◆ TASK INPUT ◆
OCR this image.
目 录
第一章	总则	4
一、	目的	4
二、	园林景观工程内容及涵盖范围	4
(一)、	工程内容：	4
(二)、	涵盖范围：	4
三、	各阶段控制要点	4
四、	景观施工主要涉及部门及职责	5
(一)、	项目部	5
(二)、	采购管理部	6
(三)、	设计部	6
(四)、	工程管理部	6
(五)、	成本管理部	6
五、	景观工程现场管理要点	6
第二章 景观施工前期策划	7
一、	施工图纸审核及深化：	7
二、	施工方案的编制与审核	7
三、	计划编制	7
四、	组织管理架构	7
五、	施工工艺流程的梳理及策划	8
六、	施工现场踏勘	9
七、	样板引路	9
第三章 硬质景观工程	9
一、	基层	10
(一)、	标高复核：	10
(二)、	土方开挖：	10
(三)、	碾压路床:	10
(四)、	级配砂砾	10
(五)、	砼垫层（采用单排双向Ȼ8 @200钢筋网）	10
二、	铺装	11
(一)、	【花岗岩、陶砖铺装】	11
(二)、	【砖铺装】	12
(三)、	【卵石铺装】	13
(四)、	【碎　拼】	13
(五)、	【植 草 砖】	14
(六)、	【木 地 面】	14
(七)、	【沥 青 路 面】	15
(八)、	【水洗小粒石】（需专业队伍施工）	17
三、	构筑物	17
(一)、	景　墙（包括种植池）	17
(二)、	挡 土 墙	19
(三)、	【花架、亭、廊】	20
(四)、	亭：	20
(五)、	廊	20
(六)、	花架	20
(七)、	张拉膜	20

◆ TASK GOAL ◆
Repeat the material above in full, quoting it exactly.

◆ WORKED SOLUTION ◆
OCR this image.
目 录
第一章	总则	4
一、	目的	4
二、	园林景观工程内容及涵盖范围	4
(一)、	工程内容：	4
(二)、	涵盖范围：	4
三、	各阶段控制要点	4
四、	景观施工主要涉及部门及职责	5
(一)、	项目部	5
(二)、	采购管理部	6
(三)、	设计部	6
(四)、	工程管理部	6
(五)、	成本管理部	6
五、	景观工程现场管理要点	6
第二章 景观施工前期策划	7
一、	施工图纸审核及深化：	7
二、	施工方案的编制与审核	7
三、	计划编制	7
四、	组织管理架构	7
五、	施工工艺流程的梳理及策划	8
六、	施工现场踏勘	9
七、	样板引路	9
第三章 硬质景观工程	9
一、	基层	10
(一)、	标高复核：	10
(二)、	土方开挖：	10
(三)、	碾压路床:	10
(四)、	级配砂砾	10
(五)、	砼垫层（采用单排双向Ȼ8 @200钢筋网）	10
二、	铺装	11
(一)、	【花岗岩、陶砖铺装】	11
(二)、	【砖铺装】	12
(三)、	【卵石铺装】	13
(四)、	【碎　拼】	13
(五)、	【植 草 砖】	14
(六)、	【木 地 面】	14
(七)、	【沥 青 路 面】	15
(八)、	【水洗小粒石】（需专业队伍施工）	17
三、	构筑物	17
(一)、	景　墙（包括种植池）	17
(二)、	挡 土 墙	19
(三)、	【花架、亭、廊】	20
(四)、	亭：	20
(五)、	廊	20
(六)、	花架	20
(七)、	张拉膜	20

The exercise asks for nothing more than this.